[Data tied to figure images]
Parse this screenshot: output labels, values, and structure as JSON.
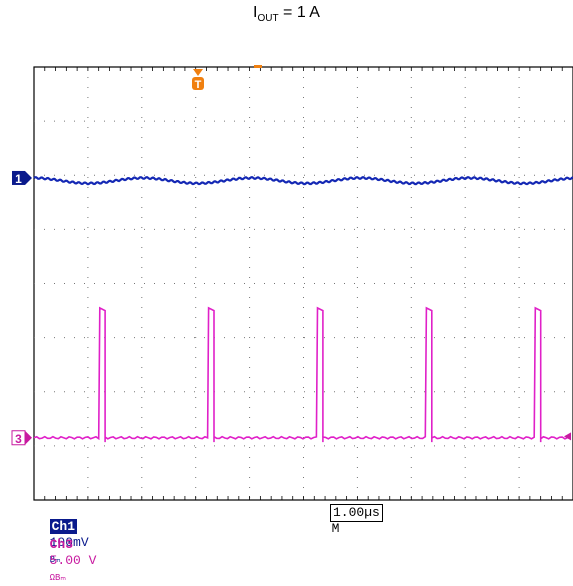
{
  "title": {
    "prefix": "I",
    "sub": "OUT",
    "suffix": " = 1 A"
  },
  "trigger_label": "T",
  "ch1": {
    "tag": "Ch1",
    "scale": "100mV",
    "coupling": "Bₘ",
    "marker": "1",
    "color": "#1428b4"
  },
  "ch3": {
    "tag": "Ch3",
    "scale": "5.00 V",
    "coupling": "ΩBₘ",
    "marker": "3",
    "color": "#e020c8"
  },
  "timebase": {
    "prefix": "M",
    "value": "1.00µs"
  },
  "chart_data": {
    "type": "line",
    "xlabel": "",
    "ylabel": "",
    "grid": true,
    "x_divisions": 10,
    "y_divisions": 8,
    "series": [
      {
        "channel": "Ch1",
        "shape": "ripple",
        "level_div": 5.95,
        "amplitude_div": 0.1,
        "period_div": 2.02,
        "color": "#1428b4"
      },
      {
        "channel": "Ch3",
        "shape": "pulse",
        "low_div": 1.15,
        "high_div": 3.55,
        "period_div": 2.02,
        "pulse_width_div": 0.1,
        "color": "#e020c8"
      }
    ]
  }
}
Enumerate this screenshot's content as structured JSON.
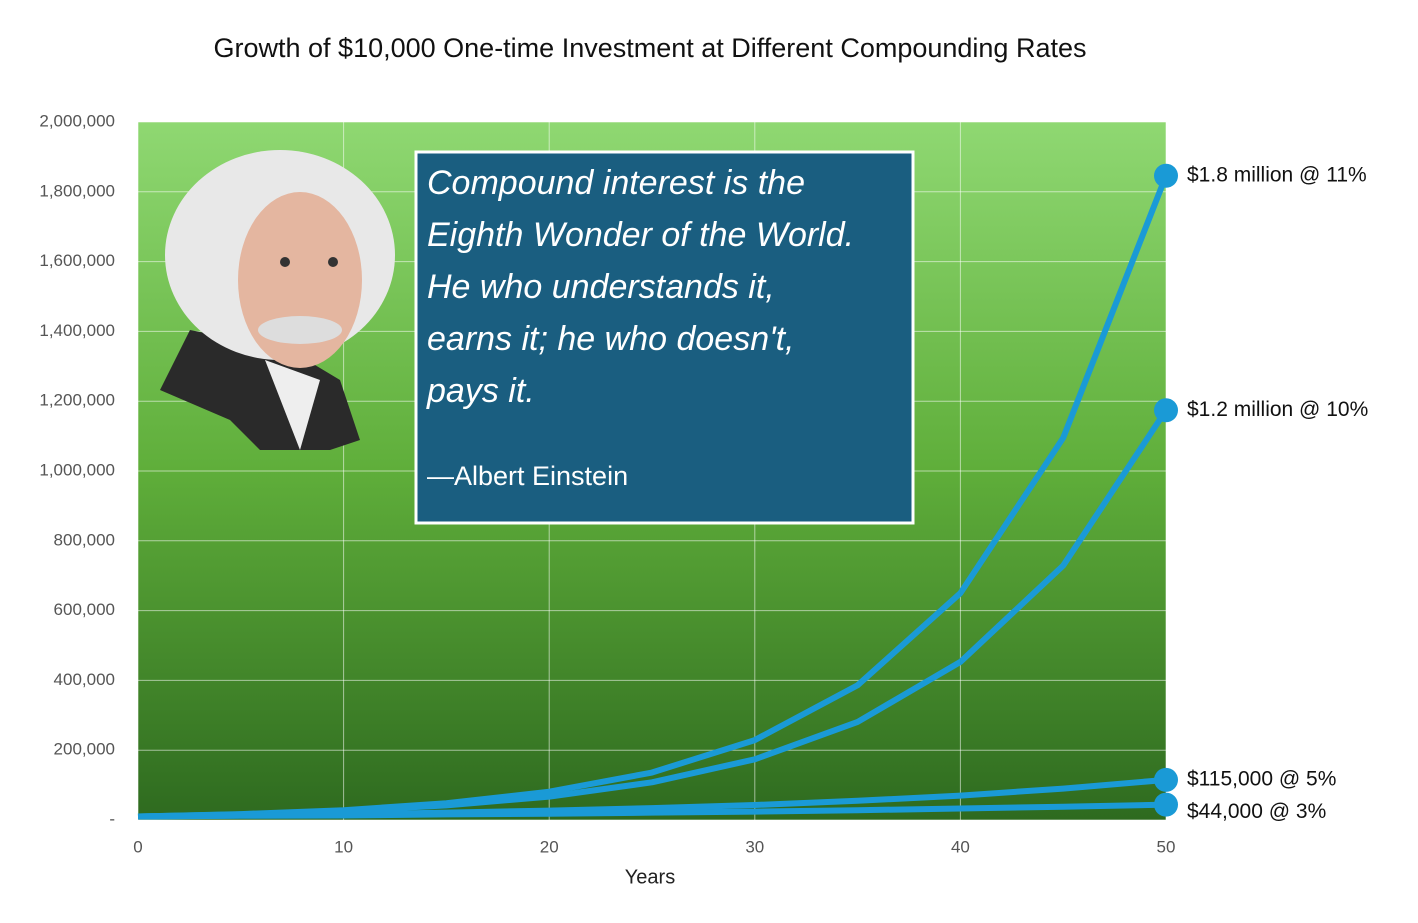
{
  "chart_data": {
    "type": "line",
    "title": "Growth of $10,000 One-time Investment at Different Compounding Rates",
    "x_label": "Years",
    "x": [
      0,
      5,
      10,
      15,
      20,
      25,
      30,
      35,
      40,
      45,
      50
    ],
    "series": [
      {
        "name": "$1.8 million @ 11%",
        "color": "#1a9ad6",
        "values": [
          10000,
          17000,
          28000,
          48000,
          81000,
          136000,
          229000,
          386000,
          650000,
          1095000,
          1846000
        ]
      },
      {
        "name": "$1.2 million @ 10%",
        "color": "#1a9ad6",
        "values": [
          10000,
          16000,
          26000,
          42000,
          67000,
          108000,
          174000,
          281000,
          453000,
          729000,
          1174000
        ]
      },
      {
        "name": "$115,000  @ 5%",
        "color": "#1a9ad6",
        "values": [
          10000,
          13000,
          16000,
          21000,
          27000,
          34000,
          43000,
          55000,
          70000,
          90000,
          115000
        ]
      },
      {
        "name": "$44,000  @ 3%",
        "color": "#1a9ad6",
        "values": [
          10000,
          12000,
          13000,
          16000,
          18000,
          21000,
          24000,
          28000,
          33000,
          38000,
          44000
        ]
      }
    ],
    "xlim": [
      0,
      50
    ],
    "xticks": [
      0,
      10,
      20,
      30,
      40,
      50
    ],
    "ylim": [
      0,
      2000000
    ],
    "yticks": [
      {
        "value": 0,
        "label": "-"
      },
      {
        "value": 200000,
        "label": "200,000"
      },
      {
        "value": 400000,
        "label": "400,000"
      },
      {
        "value": 600000,
        "label": "600,000"
      },
      {
        "value": 800000,
        "label": "800,000"
      },
      {
        "value": 1000000,
        "label": "1,000,000"
      },
      {
        "value": 1200000,
        "label": "1,200,000"
      },
      {
        "value": 1400000,
        "label": "1,400,000"
      },
      {
        "value": 1600000,
        "label": "1,600,000"
      },
      {
        "value": 1800000,
        "label": "1,800,000"
      },
      {
        "value": 2000000,
        "label": "2,000,000"
      }
    ],
    "grid": true,
    "quote": {
      "lines": [
        "Compound interest is the",
        "Eighth Wonder of the World.",
        "He who understands it,",
        "earns it; he who doesn't,",
        "pays it."
      ],
      "attribution": "—Albert Einstein"
    }
  }
}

* [Stated task]: Your answer should be a single number: how many lines in the data above include "million"?

* [Written solution]: 2